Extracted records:
——
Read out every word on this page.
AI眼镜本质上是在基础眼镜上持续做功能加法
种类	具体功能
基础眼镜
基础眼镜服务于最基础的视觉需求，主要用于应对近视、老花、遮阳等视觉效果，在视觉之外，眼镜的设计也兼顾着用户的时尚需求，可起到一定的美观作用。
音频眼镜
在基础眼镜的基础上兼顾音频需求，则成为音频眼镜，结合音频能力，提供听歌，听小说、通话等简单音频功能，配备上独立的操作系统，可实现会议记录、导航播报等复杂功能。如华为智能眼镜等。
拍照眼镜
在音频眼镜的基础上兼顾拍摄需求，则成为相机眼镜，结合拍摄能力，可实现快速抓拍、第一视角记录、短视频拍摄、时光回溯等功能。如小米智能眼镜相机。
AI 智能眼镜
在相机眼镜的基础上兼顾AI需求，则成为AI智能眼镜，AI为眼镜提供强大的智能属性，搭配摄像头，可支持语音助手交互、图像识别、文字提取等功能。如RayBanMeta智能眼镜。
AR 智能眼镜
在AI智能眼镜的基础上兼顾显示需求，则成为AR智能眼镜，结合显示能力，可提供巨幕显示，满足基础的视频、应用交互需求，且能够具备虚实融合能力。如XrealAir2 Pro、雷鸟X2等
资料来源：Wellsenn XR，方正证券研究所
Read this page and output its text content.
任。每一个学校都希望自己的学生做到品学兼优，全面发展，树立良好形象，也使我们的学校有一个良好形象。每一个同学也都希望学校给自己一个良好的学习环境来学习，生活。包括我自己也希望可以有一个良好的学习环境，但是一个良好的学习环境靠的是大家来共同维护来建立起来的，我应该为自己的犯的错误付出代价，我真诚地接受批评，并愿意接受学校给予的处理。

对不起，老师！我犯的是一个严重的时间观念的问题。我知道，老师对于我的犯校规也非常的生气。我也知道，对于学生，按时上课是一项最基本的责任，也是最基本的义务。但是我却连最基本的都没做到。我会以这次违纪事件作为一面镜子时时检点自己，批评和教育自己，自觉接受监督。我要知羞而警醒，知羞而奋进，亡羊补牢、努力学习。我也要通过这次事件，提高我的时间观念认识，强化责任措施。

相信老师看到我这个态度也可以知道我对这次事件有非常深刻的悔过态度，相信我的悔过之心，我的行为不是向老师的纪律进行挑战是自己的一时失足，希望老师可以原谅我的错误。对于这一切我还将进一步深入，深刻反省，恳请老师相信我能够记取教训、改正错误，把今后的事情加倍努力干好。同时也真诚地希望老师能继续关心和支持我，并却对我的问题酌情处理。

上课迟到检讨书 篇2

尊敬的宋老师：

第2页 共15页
——
Pull out every line of the entries that includes the word "Read".

Output for this exercise:
Read out every word on this page.
Read this page and output its text content.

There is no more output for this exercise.